* **WHAT NEEDS TO BE DONE**
In the data, extract each line that holds the string "około".

* **PROVIDED ENTRIES**
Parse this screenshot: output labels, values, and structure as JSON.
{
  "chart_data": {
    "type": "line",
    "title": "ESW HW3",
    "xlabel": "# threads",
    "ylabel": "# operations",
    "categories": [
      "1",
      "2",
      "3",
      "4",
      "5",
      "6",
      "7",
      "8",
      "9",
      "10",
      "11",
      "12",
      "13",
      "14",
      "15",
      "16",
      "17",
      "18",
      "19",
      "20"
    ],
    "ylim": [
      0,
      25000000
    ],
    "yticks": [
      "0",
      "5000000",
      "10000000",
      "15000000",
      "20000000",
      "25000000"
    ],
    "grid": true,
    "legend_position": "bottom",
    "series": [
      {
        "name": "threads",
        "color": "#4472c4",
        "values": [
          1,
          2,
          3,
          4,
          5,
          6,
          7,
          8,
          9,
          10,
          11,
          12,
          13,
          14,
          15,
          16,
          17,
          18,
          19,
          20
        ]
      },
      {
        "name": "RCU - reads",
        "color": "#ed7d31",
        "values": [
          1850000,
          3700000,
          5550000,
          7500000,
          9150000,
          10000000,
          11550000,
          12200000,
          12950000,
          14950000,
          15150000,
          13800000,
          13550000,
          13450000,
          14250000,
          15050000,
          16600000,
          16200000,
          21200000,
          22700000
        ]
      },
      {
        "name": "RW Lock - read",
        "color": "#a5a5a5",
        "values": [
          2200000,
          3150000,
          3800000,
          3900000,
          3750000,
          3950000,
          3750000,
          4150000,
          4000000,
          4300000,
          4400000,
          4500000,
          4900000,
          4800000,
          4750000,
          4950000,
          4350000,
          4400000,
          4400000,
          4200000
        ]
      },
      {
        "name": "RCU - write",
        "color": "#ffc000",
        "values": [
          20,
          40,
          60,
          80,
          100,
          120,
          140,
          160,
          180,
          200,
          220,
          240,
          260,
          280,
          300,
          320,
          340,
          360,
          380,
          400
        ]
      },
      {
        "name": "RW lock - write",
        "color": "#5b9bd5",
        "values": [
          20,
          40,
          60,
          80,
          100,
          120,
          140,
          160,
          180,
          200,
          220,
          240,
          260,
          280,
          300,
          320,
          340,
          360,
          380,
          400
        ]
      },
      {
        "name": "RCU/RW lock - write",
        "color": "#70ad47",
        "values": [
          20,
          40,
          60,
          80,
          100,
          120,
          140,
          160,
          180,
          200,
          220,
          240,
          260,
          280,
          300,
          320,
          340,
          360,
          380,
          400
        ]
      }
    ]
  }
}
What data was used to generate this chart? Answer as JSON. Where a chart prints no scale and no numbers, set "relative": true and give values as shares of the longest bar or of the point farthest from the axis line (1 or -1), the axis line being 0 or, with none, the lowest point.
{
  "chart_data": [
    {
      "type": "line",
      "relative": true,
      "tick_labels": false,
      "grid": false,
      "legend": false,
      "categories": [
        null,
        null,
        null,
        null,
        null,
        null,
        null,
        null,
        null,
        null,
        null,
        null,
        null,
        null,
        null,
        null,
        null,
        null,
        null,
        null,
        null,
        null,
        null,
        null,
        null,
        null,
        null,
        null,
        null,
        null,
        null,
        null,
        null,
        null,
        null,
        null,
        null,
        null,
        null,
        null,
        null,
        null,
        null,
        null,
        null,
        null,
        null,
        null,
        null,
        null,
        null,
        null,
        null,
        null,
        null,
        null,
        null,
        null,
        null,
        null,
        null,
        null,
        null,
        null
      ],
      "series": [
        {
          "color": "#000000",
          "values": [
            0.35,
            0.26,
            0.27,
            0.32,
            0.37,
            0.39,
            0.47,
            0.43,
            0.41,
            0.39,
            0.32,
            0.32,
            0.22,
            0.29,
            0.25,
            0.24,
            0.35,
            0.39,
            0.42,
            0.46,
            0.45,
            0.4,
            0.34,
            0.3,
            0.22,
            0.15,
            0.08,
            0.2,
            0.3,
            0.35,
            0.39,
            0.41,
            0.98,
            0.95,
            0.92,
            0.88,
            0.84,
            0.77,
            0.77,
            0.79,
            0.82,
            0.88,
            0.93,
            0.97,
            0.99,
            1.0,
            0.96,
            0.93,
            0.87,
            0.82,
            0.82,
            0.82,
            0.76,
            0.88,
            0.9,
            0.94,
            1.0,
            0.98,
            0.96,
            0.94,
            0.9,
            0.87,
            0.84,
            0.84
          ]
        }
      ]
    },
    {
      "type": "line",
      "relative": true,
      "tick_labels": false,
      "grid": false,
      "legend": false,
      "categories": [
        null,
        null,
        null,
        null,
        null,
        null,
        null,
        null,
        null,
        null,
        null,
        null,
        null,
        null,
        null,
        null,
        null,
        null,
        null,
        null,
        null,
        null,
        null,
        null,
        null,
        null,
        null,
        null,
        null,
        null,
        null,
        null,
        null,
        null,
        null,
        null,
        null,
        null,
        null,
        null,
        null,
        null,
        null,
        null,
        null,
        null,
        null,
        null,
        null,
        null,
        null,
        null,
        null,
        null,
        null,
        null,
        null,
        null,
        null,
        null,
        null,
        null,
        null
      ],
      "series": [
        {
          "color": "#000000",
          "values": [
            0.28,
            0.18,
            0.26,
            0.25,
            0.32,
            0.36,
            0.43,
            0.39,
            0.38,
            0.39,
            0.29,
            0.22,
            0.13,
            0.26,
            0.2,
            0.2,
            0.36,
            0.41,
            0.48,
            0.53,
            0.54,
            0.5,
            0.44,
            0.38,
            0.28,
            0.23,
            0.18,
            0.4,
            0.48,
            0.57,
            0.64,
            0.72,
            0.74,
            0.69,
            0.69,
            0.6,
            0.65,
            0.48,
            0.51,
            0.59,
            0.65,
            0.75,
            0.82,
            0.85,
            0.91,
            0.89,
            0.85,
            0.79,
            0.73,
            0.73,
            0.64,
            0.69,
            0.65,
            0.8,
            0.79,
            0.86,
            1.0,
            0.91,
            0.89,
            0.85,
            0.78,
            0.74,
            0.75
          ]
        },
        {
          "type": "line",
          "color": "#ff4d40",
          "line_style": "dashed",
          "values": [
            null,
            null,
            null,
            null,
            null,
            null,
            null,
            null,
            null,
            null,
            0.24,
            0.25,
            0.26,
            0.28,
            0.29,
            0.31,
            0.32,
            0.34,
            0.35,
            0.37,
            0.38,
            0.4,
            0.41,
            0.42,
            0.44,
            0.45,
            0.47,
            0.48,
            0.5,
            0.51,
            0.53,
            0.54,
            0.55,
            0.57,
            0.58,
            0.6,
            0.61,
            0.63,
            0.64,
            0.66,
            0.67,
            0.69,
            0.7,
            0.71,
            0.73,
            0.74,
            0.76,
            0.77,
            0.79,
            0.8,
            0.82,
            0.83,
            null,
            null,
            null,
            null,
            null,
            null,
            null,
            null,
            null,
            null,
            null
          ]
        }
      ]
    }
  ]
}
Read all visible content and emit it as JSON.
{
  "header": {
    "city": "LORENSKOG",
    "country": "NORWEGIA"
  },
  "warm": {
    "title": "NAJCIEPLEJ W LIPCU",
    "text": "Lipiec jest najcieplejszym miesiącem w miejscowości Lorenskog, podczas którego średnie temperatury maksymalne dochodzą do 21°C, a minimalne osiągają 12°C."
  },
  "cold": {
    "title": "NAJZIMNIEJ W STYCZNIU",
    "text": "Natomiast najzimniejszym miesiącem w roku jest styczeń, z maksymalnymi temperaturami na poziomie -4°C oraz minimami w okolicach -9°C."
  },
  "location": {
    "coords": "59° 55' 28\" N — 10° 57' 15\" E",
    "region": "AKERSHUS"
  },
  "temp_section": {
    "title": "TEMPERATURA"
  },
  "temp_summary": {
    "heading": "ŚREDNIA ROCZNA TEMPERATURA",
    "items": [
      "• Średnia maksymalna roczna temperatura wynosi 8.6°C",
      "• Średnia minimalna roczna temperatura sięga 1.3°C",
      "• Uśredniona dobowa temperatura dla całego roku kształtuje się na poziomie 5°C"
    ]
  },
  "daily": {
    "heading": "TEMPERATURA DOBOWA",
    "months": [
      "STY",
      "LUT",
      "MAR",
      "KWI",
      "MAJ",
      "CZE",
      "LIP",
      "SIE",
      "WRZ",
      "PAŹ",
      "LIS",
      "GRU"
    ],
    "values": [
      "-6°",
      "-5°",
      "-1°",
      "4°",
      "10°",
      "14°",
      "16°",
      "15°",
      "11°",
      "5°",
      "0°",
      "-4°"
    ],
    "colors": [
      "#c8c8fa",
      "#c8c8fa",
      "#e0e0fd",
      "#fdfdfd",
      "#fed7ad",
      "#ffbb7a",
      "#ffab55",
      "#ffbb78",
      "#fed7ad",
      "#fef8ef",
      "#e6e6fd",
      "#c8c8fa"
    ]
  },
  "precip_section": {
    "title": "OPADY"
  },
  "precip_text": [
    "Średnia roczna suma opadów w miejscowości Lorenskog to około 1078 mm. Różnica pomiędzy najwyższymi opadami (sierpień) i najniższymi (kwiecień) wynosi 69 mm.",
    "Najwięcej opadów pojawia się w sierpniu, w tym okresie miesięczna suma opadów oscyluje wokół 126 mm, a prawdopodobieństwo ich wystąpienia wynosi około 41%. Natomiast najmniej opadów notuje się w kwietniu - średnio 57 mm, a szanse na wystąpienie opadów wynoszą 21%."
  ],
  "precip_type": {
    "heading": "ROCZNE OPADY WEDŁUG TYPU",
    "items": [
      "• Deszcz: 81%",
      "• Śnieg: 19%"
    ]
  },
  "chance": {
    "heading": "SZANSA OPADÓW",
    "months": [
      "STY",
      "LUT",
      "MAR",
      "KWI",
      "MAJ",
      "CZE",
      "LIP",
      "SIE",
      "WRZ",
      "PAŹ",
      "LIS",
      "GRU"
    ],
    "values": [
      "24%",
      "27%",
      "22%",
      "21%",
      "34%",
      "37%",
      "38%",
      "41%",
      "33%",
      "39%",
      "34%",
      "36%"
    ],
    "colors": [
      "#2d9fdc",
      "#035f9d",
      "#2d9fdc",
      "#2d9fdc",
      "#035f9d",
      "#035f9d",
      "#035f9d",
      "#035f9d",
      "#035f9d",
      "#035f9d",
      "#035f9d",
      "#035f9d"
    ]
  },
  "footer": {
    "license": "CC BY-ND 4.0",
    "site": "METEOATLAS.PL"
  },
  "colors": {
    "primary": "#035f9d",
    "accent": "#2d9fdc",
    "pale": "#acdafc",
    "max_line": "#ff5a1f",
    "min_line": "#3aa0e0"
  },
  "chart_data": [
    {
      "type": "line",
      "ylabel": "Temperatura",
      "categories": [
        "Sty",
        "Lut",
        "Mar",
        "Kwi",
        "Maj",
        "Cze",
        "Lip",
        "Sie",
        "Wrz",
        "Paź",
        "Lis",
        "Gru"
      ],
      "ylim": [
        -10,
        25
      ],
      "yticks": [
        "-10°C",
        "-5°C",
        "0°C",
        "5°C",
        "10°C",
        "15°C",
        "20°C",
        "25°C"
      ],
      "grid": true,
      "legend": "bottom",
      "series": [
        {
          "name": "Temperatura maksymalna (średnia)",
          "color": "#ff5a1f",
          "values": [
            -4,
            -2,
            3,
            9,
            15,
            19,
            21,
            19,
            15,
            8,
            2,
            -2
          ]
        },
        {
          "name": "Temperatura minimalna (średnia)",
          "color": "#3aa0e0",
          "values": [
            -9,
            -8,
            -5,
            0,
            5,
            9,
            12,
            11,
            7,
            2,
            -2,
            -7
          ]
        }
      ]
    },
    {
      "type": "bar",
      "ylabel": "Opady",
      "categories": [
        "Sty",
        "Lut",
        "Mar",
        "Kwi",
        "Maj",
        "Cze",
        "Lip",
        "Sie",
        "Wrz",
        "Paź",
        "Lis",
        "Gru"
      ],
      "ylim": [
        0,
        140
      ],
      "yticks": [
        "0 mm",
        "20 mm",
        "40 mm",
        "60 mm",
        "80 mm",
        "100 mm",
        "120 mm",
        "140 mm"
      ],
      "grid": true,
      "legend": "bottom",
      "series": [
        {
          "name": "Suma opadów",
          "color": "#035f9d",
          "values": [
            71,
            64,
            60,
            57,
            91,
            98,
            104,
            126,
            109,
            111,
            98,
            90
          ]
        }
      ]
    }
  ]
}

* **OUTPUT BELOW**
    "Średnia roczna suma opadów w miejscowości Lorenskog to około 1078 mm. Różnica pomiędzy najwyższymi opadami (sierpień) i najniższymi (kwiecień) wynosi 69 mm.",
    "Najwięcej opadów pojawia się w sierpniu, w tym okresie miesięczna suma opadów oscyluje wokół 126 mm, a prawdopodobieństwo ich wystąpienia wynosi około 41%. Natomiast najmniej opadów notuje się w kwietniu - średnio 57 mm, a szanse na wystąpienie opadów wynoszą 21%."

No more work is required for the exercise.